EXERCISE DESCRIPTION →
Tally the lines below that contain "marker". The number is the whole answer.

LISTED ENTRIES →
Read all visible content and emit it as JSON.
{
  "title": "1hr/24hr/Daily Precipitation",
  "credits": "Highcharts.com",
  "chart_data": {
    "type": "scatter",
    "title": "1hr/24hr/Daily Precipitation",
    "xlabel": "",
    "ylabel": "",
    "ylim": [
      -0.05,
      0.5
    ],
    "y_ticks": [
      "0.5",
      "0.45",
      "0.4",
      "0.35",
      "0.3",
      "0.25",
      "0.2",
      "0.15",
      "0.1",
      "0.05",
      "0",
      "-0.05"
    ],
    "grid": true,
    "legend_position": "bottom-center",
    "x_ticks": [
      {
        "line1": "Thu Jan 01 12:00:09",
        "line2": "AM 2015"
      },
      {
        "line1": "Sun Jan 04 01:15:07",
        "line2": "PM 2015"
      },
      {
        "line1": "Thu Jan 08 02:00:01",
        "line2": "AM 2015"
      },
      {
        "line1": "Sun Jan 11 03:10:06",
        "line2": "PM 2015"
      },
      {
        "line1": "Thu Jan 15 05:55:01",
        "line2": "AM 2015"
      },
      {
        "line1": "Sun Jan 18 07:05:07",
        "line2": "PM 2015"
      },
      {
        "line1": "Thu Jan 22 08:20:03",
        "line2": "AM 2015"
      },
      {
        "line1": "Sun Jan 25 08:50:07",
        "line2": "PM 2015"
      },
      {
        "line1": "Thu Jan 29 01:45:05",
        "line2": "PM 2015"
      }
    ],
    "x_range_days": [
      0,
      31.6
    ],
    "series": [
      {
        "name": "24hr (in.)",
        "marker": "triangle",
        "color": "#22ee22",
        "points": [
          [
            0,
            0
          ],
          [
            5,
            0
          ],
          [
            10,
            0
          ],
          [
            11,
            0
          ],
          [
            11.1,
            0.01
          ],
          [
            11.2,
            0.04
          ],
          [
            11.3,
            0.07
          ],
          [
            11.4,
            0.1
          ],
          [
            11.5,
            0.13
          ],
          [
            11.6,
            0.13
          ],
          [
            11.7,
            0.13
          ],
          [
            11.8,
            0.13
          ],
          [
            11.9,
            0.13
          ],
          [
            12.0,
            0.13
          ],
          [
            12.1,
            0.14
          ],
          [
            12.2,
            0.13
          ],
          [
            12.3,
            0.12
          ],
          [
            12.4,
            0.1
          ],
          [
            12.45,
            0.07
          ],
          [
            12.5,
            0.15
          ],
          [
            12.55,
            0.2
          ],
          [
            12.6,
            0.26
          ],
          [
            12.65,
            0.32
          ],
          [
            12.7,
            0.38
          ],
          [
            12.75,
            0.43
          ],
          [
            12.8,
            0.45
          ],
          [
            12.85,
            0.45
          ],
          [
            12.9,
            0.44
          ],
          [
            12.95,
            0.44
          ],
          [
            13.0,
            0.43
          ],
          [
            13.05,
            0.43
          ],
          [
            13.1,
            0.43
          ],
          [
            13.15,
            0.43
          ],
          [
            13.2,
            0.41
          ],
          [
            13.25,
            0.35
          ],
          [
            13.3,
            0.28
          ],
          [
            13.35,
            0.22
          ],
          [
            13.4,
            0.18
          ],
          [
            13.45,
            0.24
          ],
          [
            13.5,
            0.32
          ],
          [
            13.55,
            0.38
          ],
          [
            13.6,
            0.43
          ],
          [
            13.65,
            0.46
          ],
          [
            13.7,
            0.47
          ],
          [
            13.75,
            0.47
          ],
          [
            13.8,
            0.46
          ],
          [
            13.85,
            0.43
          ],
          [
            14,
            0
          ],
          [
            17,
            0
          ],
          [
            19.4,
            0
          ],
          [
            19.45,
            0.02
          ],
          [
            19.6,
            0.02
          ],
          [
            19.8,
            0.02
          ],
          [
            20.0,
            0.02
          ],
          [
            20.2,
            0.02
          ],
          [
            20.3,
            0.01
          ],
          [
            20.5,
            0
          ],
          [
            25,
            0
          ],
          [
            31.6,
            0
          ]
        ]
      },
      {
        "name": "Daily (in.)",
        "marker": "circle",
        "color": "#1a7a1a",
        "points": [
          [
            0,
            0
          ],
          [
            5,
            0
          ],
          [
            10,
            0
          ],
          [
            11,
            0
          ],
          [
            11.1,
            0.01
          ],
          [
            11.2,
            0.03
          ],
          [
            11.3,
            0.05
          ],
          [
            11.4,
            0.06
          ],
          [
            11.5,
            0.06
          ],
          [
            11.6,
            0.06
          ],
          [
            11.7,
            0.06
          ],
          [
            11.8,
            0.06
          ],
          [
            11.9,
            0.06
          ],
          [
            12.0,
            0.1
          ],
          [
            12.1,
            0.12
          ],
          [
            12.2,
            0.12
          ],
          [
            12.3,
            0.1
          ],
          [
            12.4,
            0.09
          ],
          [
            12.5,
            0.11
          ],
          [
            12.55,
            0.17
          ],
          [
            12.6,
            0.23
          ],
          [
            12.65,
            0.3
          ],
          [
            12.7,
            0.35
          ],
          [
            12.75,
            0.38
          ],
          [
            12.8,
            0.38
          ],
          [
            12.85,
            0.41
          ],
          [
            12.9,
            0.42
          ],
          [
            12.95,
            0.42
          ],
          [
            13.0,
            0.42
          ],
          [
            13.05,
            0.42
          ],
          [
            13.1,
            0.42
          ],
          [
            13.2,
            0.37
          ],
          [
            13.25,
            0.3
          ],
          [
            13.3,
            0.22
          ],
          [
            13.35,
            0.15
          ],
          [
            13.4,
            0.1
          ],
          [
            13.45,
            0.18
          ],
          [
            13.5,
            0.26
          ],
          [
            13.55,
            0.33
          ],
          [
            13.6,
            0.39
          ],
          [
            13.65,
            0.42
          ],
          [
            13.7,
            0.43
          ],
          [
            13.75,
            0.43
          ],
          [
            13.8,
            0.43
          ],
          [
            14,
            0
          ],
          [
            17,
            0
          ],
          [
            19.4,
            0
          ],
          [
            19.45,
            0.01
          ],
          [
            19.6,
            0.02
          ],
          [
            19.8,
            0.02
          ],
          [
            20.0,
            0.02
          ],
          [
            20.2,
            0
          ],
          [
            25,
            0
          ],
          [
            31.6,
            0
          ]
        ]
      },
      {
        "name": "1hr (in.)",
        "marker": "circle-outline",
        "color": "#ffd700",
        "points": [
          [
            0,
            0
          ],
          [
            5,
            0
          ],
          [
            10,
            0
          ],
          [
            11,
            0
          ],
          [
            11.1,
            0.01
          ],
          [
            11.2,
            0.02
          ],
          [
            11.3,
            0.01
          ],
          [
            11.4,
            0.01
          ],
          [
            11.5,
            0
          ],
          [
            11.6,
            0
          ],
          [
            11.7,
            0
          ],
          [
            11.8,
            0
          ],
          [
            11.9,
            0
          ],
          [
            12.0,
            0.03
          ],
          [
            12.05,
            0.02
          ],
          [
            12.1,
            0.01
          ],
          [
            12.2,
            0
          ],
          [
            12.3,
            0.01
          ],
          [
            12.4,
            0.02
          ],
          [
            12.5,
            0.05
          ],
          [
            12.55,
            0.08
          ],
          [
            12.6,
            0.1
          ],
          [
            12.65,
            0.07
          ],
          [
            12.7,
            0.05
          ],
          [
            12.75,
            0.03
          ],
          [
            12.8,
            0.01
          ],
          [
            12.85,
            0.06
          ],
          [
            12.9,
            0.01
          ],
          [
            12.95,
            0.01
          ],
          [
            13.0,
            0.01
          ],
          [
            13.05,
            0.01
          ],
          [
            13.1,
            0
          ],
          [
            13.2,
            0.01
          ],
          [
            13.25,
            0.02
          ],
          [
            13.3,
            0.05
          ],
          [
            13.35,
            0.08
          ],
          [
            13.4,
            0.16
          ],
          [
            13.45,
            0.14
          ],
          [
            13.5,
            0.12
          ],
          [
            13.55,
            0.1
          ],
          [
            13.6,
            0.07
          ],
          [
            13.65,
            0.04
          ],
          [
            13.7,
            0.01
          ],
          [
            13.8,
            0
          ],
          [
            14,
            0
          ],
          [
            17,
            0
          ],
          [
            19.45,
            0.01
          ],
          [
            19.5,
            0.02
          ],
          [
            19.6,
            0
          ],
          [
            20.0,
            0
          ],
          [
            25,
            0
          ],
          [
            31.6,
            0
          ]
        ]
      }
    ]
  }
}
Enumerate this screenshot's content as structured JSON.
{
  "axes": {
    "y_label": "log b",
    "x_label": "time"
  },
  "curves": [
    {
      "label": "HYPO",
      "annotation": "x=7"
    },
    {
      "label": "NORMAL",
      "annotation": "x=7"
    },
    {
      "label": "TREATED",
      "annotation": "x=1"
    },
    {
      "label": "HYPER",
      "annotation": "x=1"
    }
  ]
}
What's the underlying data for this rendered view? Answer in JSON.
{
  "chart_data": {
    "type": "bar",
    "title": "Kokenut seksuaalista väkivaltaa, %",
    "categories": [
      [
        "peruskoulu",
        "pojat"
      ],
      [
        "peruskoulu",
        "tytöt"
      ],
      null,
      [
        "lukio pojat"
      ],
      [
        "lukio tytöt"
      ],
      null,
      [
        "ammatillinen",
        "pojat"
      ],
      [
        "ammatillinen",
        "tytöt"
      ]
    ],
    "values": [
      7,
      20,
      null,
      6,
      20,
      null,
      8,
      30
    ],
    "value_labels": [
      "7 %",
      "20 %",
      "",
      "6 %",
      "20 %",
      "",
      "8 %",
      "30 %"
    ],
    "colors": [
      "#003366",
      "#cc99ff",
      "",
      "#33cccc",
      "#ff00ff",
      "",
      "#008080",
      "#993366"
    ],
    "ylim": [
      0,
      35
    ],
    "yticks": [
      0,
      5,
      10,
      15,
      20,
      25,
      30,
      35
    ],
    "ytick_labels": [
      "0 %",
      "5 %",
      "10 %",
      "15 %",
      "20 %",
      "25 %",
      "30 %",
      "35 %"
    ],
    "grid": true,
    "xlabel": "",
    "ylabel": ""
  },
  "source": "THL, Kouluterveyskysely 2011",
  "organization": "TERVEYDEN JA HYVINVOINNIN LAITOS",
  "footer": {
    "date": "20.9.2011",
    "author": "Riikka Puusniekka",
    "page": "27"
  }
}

THE SOLUTION →
3